[Data records]
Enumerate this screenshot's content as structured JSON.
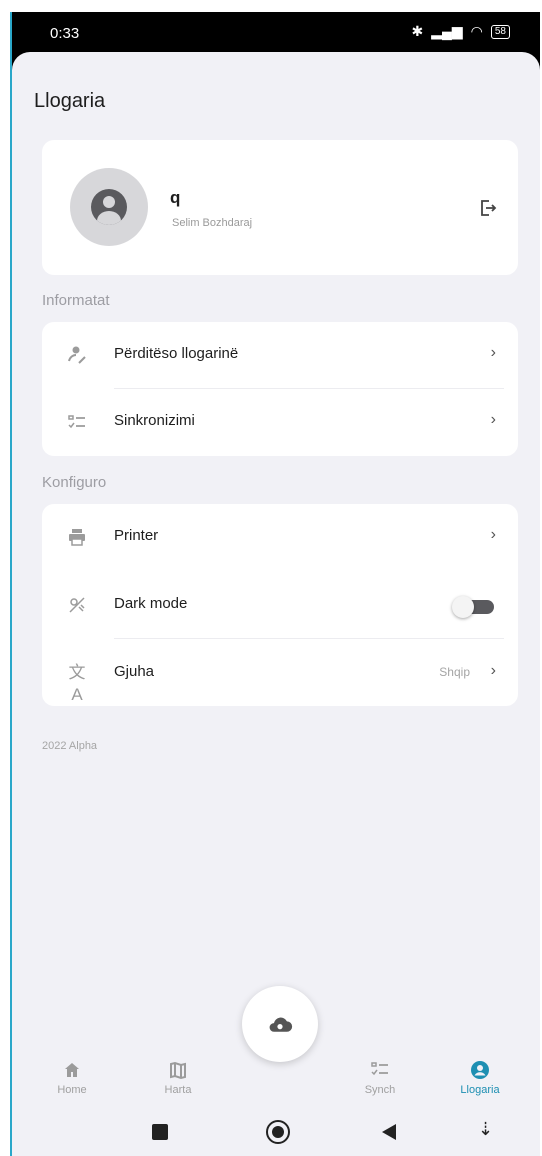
{
  "status": {
    "time": "0:33",
    "battery": "58"
  },
  "page_title": "Llogaria",
  "profile": {
    "name": "q",
    "subtitle": "Selim Bozhdaraj"
  },
  "sections": {
    "info": {
      "label": "Informatat",
      "items": [
        {
          "label": "Përditëso llogarinë",
          "icon": "user-edit-icon"
        },
        {
          "label": "Sinkronizimi",
          "icon": "sync-list-icon"
        }
      ]
    },
    "config": {
      "label": "Konfiguro",
      "items": [
        {
          "label": "Printer",
          "icon": "printer-icon"
        },
        {
          "label": "Dark mode",
          "icon": "dark-mode-icon",
          "toggle": false
        },
        {
          "label": "Gjuha",
          "icon": "translate-icon",
          "value": "Shqip"
        }
      ]
    }
  },
  "version": "2022 Alpha",
  "bottom_nav": [
    {
      "label": "Home",
      "icon": "home-icon"
    },
    {
      "label": "Harta",
      "icon": "map-icon"
    },
    {
      "label": "Synch",
      "icon": "sync-list-icon"
    },
    {
      "label": "Llogaria",
      "icon": "account-icon",
      "active": true
    }
  ],
  "colors": {
    "accent": "#1e8fb2",
    "background": "#f1f1f6"
  }
}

[EXERCISE DETAILS]
Read the entries and pick out all lines that include the word "list".

[RESULT OF THIS EXERCISE]
          "icon": "sync-list-icon"
      "icon": "sync-list-icon"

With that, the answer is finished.